- [Dataset entries]:
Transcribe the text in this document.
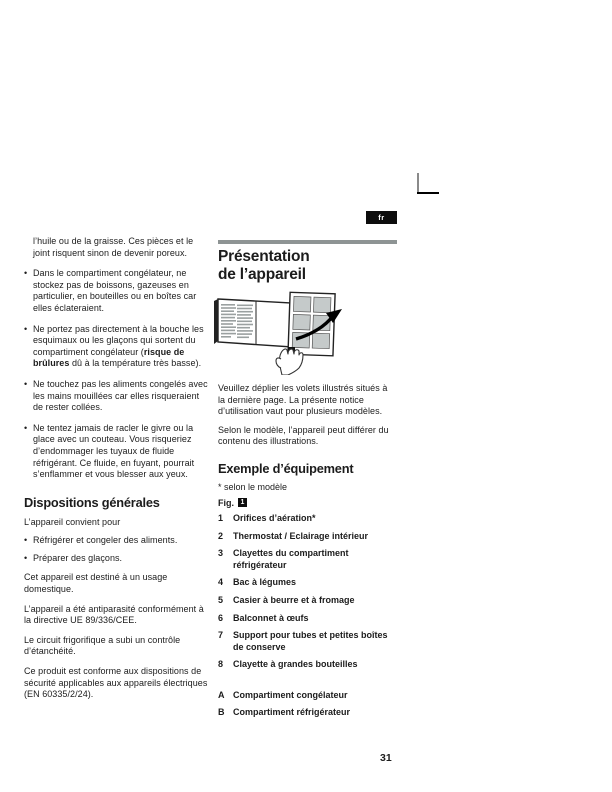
fr

l’huile ou de la graisse. Ces pièces et le joint risquent sinon de devenir poreux.

• Dans le compartiment congélateur, ne stockez pas de boissons, gazeuses en particulier, en bouteilles ou en boîtes car elles éclateraient.
• Ne portez pas directement à la bouche les esquimaux ou les glaçons qui sortent du compartiment congélateur (risque de brûlures dû à la température très basse).
• Ne touchez pas les aliments congelés avec les mains mouillées car elles risqueraient de rester collées.
• Ne tentez jamais de racler le givre ou la glace avec un couteau. Vous risqueriez d’endommager les tuyaux de fluide réfrigérant. Ce fluide, en fuyant, pourrait s’enflammer et vous blesser aux yeux.
Dispositions générales

L’appareil convient pour

• Réfrigérer et congeler des aliments.
• Préparer des glaçons.

Cet appareil est destiné à un usage domestique.

L’appareil a été antiparasité conformément à la directive UE 89/336/CEE.

Le circuit frigorifique a subi un contrôle d’étanchéité.

Ce produit est conforme aux dispositions de sécurité applicables aux appareils électriques (EN 60335/2/24).

Présentation
de l’appareil

Veuillez déplier les volets illustrés situés à la dernière page. La présente notice d’utilisation vaut pour plusieurs modèles.

Selon le modèle, l’appareil peut différer du contenu des illustrations.

Exemple d’équipement
* selon le modèle
Fig. 1
1	Orifices d’aération*
2	Thermostat / Eclairage intérieur
3	Clayettes du compartiment réfrigérateur
4	Bac à légumes
5	Casier à beurre et à fromage
6	Balconnet à œufs
7	Support pour tubes et petites boîtes de conserve
8	Clayette à grandes bouteilles
A Compartiment congélateur
B Compartiment réfrigérateur
31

- [REQUIRED TASK]:
Without including any picture, repeat the data exactly.

- [RESULT OF THIS TASK]:
Transcribe the text in this document.
fr

l’huile ou de la graisse. Ces pièces et le joint risquent sinon de devenir poreux.

• Dans le compartiment congélateur, ne stockez pas de boissons, gazeuses en particulier, en bouteilles ou en boîtes car elles éclateraient.
• Ne portez pas directement à la bouche les esquimaux ou les glaçons qui sortent du compartiment congélateur (risque de brûlures dû à la température très basse).
• Ne touchez pas les aliments congelés avec les mains mouillées car elles risqueraient de rester collées.
• Ne tentez jamais de racler le givre ou la glace avec un couteau. Vous risqueriez d’endommager les tuyaux de fluide réfrigérant. Ce fluide, en fuyant, pourrait s’enflammer et vous blesser aux yeux.
Dispositions générales

L’appareil convient pour

• Réfrigérer et congeler des aliments.
• Préparer des glaçons.

Cet appareil est destiné à un usage domestique.

L’appareil a été antiparasité conformément à la directive UE 89/336/CEE.

Le circuit frigorifique a subi un contrôle d’étanchéité.

Ce produit est conforme aux dispositions de sécurité applicables aux appareils électriques (EN 60335/2/24).

Présentation
de l’appareil

Veuillez déplier les volets illustrés situés à la dernière page. La présente notice d’utilisation vaut pour plusieurs modèles.

Selon le modèle, l’appareil peut différer du contenu des illustrations.

Exemple d’équipement
* selon le modèle
Fig. 1
1	Orifices d’aération*
2	Thermostat / Eclairage intérieur
3	Clayettes du compartiment réfrigérateur
4	Bac à légumes
5	Casier à beurre et à fromage
6	Balconnet à œufs
7	Support pour tubes et petites boîtes de conserve
8	Clayette à grandes bouteilles
A Compartiment congélateur
B Compartiment réfrigérateur
31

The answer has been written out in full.